_Provided data_.
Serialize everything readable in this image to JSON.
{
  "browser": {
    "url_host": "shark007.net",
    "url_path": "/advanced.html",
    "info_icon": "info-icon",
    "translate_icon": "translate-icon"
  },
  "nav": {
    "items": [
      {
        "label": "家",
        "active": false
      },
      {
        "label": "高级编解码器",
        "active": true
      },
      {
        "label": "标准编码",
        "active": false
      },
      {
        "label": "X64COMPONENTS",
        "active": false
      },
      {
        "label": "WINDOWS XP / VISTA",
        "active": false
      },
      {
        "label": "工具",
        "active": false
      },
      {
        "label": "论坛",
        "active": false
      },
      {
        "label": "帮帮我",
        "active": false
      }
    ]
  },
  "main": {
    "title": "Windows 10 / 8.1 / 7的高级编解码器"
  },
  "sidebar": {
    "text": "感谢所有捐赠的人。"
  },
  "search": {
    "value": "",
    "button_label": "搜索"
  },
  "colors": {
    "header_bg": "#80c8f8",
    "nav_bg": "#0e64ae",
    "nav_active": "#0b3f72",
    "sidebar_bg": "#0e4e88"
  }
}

_What is expected_.
Using the listing above, retype each line exactly.

_Expected answer_.
Serialize everything readable in this image to JSON.
{
  "browser": {
    "url_host": "shark007.net",
    "url_path": "/advanced.html",
    "info_icon": "info-icon",
    "translate_icon": "translate-icon"
  },
  "nav": {
    "items": [
      {
        "label": "家",
        "active": false
      },
      {
        "label": "高级编解码器",
        "active": true
      },
      {
        "label": "标准编码",
        "active": false
      },
      {
        "label": "X64COMPONENTS",
        "active": false
      },
      {
        "label": "WINDOWS XP / VISTA",
        "active": false
      },
      {
        "label": "工具",
        "active": false
      },
      {
        "label": "论坛",
        "active": false
      },
      {
        "label": "帮帮我",
        "active": false
      }
    ]
  },
  "main": {
    "title": "Windows 10 / 8.1 / 7的高级编解码器"
  },
  "sidebar": {
    "text": "感谢所有捐赠的人。"
  },
  "search": {
    "value": "",
    "button_label": "搜索"
  },
  "colors": {
    "header_bg": "#80c8f8",
    "nav_bg": "#0e64ae",
    "nav_active": "#0b3f72",
    "sidebar_bg": "#0e4e88"
  }
}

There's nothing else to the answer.